• _Instructions for the task_
Check the listing below for lines that hold "WINNERS". How many are there? Please give only the number.

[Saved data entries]
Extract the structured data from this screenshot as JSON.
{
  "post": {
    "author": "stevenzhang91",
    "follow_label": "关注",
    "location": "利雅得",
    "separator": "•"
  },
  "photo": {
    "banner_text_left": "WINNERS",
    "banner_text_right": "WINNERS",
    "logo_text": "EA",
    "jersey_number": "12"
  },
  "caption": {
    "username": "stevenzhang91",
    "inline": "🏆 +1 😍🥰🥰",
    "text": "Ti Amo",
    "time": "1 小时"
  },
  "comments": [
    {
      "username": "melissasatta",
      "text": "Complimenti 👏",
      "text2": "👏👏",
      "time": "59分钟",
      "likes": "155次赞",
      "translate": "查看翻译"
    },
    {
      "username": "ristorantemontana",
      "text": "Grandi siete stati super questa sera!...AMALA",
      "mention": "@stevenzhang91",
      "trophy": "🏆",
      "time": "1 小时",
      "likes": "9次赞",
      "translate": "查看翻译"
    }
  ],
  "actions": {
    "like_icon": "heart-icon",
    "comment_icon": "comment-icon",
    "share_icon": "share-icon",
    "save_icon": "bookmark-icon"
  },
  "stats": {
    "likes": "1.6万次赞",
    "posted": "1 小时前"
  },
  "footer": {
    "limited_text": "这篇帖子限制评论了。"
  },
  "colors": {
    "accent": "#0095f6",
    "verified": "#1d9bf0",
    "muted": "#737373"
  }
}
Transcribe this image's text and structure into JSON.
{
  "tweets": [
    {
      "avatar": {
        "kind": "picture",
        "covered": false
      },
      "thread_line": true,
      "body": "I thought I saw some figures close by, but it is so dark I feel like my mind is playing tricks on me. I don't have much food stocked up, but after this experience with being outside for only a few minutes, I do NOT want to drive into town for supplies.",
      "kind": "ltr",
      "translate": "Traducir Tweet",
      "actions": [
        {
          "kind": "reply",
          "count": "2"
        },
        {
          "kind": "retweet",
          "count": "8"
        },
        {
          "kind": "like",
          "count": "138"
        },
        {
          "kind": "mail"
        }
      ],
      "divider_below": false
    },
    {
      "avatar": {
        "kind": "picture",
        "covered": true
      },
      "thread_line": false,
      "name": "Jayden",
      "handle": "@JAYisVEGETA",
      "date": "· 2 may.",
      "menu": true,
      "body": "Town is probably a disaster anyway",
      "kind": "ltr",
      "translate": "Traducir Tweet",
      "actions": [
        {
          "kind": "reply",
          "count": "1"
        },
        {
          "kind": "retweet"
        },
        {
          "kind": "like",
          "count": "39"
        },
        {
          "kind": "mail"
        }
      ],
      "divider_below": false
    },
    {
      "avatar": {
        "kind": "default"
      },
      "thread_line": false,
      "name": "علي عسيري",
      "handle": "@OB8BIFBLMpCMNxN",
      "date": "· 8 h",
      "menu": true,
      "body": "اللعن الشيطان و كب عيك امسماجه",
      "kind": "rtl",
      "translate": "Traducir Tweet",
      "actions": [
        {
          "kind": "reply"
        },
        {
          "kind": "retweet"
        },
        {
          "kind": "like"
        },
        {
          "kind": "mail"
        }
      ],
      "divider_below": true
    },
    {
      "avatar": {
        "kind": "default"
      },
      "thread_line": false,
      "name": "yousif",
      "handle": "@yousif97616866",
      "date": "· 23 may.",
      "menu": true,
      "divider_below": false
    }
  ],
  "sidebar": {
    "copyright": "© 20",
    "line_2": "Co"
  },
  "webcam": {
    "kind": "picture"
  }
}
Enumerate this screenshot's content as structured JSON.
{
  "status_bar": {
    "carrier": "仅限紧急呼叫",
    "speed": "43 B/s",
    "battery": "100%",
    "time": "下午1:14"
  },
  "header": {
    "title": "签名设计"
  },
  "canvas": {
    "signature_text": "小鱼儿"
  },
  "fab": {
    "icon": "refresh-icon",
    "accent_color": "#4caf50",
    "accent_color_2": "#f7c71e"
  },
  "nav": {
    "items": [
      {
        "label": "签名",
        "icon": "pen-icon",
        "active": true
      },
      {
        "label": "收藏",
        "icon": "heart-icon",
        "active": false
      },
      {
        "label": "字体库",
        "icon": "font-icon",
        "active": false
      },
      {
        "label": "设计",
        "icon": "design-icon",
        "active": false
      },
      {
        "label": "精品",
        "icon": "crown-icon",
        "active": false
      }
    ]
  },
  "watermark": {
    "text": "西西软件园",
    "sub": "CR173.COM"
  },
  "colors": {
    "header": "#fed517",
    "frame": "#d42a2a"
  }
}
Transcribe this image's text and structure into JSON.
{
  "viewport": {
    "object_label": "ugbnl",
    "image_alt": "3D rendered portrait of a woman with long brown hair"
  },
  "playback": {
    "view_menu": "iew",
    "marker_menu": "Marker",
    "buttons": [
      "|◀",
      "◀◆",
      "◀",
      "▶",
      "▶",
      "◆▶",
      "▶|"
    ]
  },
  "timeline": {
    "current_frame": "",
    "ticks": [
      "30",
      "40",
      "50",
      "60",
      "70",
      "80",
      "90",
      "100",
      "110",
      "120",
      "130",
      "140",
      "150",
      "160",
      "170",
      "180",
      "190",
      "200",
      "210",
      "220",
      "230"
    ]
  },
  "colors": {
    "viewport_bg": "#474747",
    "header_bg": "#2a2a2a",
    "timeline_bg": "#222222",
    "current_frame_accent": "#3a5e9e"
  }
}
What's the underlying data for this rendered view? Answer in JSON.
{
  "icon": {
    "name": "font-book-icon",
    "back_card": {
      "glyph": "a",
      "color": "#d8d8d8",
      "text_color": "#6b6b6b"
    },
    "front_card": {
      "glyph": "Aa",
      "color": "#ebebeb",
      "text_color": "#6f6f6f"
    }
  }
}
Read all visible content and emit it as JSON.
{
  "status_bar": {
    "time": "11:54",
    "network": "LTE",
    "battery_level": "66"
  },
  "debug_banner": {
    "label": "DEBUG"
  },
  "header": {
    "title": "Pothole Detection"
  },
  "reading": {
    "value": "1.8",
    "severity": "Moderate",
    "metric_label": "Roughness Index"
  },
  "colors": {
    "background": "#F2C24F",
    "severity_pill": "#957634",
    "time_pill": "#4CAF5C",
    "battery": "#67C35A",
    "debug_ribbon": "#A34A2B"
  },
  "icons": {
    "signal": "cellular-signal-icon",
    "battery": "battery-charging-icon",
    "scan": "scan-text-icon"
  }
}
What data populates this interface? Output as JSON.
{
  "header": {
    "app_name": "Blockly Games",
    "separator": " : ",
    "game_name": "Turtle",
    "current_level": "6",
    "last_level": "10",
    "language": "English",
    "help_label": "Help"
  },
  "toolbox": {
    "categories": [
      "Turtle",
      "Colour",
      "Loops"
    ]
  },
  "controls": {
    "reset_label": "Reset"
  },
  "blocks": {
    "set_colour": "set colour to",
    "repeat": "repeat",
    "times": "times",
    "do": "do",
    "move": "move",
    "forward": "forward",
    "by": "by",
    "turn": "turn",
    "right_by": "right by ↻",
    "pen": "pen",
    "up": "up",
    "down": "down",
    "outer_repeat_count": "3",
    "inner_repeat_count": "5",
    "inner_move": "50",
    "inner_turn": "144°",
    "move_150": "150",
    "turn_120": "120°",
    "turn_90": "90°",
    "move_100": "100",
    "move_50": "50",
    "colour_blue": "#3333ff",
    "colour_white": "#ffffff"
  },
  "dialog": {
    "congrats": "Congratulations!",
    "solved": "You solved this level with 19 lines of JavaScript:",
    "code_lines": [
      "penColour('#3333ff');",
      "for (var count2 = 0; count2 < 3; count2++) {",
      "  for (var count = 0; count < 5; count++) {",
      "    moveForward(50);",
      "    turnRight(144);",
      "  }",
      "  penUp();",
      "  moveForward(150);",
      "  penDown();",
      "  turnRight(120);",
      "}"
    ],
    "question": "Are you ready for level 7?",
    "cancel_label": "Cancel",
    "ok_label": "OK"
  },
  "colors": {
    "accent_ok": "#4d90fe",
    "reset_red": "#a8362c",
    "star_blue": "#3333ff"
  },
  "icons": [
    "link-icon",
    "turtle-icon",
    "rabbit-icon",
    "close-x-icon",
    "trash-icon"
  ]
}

• _Completed task_
2